* [Aim of the task]: Scan the lines below; pull out those with "content".

* [Data records]:
::::::
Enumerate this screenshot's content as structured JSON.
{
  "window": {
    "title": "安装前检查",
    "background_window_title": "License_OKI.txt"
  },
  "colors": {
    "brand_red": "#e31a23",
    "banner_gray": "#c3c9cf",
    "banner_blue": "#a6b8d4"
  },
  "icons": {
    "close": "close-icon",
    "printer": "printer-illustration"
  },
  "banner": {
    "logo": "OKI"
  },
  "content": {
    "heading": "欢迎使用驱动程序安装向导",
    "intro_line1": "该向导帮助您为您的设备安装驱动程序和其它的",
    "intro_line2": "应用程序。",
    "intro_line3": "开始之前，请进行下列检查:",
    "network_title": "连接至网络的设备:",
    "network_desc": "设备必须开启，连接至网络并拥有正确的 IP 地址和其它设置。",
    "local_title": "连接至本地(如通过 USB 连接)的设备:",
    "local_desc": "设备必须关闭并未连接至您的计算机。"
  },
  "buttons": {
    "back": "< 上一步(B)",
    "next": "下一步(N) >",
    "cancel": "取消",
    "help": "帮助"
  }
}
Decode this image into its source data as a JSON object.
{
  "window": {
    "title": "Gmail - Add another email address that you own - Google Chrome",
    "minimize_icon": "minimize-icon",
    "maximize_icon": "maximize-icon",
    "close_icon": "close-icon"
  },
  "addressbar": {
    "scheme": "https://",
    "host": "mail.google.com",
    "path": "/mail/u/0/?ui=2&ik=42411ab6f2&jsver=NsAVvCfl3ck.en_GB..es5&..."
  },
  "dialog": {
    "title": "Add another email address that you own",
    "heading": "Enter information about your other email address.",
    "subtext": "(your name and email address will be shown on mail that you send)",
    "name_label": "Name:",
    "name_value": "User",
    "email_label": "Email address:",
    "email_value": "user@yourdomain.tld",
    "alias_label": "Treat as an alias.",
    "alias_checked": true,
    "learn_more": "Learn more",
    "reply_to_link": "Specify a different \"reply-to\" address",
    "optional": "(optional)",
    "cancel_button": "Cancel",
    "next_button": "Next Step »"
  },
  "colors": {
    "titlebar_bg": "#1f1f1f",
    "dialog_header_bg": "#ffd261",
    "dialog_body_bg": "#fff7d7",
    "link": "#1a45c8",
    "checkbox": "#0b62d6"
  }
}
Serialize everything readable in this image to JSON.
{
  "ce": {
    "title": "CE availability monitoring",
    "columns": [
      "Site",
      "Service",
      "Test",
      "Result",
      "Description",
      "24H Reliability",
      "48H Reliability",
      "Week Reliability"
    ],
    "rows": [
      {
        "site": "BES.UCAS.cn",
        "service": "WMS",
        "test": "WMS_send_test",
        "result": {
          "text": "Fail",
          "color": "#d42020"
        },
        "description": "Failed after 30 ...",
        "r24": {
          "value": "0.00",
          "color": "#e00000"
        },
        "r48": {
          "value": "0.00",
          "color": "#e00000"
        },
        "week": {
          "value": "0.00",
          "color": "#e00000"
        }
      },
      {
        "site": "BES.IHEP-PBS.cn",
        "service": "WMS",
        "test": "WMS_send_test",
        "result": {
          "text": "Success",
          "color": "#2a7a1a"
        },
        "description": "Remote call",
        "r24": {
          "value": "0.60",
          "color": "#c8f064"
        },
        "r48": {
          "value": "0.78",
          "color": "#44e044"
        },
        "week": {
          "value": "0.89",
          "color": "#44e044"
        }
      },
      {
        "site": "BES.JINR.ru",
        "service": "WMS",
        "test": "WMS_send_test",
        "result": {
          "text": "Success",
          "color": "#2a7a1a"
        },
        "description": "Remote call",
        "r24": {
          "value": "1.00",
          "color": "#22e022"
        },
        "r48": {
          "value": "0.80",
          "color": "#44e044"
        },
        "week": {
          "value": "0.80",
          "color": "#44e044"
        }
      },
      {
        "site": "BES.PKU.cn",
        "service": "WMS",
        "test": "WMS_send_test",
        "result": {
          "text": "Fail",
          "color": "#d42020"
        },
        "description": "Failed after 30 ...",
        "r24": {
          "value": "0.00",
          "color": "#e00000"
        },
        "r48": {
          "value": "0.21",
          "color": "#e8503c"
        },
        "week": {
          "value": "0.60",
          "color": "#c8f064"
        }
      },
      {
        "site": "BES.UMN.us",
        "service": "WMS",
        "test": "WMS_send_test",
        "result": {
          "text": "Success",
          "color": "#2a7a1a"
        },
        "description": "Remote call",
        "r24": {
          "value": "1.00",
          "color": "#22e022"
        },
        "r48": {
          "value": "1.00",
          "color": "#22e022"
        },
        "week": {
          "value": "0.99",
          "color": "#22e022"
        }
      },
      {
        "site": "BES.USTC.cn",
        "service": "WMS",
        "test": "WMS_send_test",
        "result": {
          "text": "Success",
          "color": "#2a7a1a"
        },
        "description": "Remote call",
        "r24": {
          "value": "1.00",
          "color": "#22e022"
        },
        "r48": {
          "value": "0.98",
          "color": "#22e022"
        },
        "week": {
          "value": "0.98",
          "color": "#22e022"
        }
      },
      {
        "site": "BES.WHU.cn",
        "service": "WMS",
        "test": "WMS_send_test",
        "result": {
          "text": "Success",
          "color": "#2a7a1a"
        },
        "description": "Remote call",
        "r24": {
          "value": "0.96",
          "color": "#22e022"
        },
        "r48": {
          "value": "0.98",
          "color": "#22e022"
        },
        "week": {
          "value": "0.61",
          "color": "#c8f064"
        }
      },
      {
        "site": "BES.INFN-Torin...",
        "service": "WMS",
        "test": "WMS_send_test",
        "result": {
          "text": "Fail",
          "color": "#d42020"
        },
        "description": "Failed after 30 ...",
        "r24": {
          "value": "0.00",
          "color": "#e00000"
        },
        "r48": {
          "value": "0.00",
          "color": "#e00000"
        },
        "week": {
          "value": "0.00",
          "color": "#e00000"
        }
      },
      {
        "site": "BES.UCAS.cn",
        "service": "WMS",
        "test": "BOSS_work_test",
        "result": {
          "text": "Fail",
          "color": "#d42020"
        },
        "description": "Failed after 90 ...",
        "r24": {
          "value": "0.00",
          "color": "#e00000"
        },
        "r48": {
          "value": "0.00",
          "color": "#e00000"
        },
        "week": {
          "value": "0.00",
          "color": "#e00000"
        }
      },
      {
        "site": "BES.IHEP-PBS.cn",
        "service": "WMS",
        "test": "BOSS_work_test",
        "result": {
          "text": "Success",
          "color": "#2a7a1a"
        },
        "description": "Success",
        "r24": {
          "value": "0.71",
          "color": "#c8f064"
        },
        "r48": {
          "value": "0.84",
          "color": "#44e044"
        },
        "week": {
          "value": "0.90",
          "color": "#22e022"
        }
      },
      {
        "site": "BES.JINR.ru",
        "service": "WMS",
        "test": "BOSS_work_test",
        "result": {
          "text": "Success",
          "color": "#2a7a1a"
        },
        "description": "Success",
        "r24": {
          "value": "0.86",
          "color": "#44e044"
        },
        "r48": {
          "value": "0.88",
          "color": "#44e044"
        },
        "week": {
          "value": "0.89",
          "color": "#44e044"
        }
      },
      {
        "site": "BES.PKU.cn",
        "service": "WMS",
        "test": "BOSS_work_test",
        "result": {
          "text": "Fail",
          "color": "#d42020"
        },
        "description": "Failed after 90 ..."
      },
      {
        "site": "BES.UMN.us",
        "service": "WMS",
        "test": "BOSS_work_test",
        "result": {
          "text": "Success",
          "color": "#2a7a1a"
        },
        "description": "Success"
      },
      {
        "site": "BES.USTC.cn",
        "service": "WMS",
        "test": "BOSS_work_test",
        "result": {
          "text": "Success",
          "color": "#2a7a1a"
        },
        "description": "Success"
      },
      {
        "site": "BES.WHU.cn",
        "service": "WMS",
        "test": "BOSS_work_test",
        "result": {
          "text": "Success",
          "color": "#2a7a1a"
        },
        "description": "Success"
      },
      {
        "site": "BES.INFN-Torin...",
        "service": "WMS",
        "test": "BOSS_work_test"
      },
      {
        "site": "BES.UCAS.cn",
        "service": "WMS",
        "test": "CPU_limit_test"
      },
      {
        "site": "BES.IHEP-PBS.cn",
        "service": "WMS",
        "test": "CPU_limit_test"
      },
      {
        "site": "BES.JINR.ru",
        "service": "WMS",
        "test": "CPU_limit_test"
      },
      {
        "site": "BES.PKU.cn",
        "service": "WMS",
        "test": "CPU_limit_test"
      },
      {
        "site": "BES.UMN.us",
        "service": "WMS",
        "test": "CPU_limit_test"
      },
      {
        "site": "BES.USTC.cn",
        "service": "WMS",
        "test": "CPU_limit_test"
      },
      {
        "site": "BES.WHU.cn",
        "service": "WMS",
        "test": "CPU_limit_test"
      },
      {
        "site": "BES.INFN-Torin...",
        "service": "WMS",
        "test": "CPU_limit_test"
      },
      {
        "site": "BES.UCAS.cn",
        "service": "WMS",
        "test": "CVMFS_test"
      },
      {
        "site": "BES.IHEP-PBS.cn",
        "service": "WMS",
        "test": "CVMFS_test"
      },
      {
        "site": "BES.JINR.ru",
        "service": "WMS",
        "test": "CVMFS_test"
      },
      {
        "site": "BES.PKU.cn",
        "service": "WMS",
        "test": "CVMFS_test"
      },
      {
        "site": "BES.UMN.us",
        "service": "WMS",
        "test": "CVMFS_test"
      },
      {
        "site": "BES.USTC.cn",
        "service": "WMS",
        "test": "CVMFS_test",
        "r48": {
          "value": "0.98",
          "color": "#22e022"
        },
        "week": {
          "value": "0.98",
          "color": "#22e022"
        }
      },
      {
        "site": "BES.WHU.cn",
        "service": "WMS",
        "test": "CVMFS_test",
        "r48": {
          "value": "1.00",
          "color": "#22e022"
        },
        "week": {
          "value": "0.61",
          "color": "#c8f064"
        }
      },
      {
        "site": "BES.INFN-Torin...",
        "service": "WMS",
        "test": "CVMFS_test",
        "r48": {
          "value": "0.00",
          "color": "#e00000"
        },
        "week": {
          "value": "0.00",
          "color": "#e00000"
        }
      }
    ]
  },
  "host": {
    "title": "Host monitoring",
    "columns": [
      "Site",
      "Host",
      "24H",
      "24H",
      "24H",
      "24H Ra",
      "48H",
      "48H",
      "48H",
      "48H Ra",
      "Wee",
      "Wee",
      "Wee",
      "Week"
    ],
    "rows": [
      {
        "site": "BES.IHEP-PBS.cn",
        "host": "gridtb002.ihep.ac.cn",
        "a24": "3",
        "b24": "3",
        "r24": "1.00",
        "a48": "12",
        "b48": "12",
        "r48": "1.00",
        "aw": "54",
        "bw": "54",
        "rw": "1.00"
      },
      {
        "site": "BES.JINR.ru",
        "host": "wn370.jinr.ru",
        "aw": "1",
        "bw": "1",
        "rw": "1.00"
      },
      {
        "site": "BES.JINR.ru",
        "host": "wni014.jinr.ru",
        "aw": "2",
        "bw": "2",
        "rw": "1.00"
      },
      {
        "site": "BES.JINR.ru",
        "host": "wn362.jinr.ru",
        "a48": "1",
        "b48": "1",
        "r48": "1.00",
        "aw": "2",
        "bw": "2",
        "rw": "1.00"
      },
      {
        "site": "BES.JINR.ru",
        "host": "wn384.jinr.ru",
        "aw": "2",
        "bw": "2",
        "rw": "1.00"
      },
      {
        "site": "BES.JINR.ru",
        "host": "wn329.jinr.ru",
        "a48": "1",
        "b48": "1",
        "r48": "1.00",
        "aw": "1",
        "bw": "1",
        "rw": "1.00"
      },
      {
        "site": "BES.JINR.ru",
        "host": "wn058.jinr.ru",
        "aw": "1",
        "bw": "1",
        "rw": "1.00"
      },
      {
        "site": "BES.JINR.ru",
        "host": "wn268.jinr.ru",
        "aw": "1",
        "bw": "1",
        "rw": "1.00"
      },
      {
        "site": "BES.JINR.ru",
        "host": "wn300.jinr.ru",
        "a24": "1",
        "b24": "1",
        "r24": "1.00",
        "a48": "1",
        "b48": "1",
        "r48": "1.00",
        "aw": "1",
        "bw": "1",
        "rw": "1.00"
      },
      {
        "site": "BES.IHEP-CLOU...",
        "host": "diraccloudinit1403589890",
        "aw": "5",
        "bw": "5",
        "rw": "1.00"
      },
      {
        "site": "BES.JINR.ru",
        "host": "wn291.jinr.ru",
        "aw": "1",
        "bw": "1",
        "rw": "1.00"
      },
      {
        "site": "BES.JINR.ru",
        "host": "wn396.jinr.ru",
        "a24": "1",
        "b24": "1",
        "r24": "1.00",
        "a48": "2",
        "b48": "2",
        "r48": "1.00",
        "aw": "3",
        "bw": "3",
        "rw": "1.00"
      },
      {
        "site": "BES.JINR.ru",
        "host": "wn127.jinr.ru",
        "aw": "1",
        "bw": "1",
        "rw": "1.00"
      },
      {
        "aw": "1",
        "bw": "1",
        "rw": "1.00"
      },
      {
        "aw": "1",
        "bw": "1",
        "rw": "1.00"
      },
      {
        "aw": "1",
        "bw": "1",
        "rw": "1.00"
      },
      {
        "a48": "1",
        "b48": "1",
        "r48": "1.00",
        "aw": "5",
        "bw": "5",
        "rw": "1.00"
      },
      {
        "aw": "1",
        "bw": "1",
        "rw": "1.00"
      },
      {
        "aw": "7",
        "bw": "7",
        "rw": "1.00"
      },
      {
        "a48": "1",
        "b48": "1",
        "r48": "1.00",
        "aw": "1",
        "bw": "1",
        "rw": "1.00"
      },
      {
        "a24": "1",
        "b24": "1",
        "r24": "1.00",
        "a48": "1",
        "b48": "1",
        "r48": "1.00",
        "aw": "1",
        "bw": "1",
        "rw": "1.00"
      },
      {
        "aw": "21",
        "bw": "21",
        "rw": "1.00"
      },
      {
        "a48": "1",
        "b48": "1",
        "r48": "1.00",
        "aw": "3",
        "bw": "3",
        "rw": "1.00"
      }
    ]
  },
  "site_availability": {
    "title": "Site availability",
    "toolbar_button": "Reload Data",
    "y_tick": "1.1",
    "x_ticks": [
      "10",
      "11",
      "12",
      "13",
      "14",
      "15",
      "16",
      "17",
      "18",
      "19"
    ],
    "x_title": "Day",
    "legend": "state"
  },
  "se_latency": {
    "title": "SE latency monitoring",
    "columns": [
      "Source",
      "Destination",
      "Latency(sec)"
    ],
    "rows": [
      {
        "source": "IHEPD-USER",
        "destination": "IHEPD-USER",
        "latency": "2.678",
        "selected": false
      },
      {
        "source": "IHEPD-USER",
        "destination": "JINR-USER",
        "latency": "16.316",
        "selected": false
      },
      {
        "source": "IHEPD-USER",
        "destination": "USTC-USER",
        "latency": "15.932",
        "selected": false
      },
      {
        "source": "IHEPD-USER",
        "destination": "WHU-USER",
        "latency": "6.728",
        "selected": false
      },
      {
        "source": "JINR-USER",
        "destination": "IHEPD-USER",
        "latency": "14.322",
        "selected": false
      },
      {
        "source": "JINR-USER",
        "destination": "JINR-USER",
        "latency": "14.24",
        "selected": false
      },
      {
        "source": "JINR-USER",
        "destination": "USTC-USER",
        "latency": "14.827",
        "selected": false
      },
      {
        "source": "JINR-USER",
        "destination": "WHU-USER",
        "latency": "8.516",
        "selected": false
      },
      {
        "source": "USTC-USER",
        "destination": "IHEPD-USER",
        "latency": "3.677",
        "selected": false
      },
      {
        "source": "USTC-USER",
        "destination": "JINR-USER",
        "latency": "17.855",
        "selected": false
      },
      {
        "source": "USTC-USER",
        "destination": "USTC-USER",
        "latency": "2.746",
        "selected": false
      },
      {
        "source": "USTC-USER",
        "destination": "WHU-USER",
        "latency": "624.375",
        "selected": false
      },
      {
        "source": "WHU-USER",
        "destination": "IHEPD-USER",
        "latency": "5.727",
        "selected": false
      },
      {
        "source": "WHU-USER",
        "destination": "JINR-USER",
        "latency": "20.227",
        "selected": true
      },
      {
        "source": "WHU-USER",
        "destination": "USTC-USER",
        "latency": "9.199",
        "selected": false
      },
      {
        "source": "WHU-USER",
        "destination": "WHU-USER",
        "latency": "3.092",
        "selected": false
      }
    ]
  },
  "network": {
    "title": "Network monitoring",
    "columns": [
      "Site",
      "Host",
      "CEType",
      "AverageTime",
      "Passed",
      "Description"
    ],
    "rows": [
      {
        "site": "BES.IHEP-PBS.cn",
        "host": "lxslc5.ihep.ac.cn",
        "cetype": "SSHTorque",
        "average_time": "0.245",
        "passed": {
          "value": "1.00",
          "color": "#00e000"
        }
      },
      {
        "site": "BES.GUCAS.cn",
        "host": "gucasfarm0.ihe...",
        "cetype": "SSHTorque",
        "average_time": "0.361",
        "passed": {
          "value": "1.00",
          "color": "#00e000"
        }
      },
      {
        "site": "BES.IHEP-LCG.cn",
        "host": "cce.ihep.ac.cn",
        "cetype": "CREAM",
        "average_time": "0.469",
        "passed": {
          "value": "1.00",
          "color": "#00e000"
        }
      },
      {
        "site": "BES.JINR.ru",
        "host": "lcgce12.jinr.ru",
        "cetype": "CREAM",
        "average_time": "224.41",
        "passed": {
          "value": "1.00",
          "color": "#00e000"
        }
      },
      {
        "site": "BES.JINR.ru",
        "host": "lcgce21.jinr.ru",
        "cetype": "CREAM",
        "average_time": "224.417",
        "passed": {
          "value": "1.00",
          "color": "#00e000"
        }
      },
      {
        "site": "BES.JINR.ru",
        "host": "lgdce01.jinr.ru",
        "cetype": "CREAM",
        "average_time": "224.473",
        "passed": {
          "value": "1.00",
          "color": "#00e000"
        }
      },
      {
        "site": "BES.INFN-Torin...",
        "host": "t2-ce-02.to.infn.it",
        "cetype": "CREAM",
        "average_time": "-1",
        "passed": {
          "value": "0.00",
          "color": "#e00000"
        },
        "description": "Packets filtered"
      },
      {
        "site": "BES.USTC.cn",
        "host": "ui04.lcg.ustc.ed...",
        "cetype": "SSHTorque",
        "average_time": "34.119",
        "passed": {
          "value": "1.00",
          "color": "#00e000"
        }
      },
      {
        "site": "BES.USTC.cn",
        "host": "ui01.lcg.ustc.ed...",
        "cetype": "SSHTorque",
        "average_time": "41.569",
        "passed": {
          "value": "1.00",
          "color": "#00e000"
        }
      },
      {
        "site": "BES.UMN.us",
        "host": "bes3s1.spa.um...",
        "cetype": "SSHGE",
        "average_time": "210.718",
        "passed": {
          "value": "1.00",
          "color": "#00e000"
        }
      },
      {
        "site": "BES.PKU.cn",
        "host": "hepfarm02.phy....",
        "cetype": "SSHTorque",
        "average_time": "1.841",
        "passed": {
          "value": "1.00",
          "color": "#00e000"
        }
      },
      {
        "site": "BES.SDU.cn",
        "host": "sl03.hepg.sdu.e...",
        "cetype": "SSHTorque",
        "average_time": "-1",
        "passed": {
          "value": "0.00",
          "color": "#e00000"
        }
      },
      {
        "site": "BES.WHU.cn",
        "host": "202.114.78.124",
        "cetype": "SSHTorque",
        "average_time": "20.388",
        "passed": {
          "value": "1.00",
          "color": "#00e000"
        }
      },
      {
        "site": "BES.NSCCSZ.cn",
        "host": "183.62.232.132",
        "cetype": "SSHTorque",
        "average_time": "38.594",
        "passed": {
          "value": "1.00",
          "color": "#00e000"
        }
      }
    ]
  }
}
::::::
* [Correct result]:
Enumerate this screenshot's content as structured JSON.
  "content": {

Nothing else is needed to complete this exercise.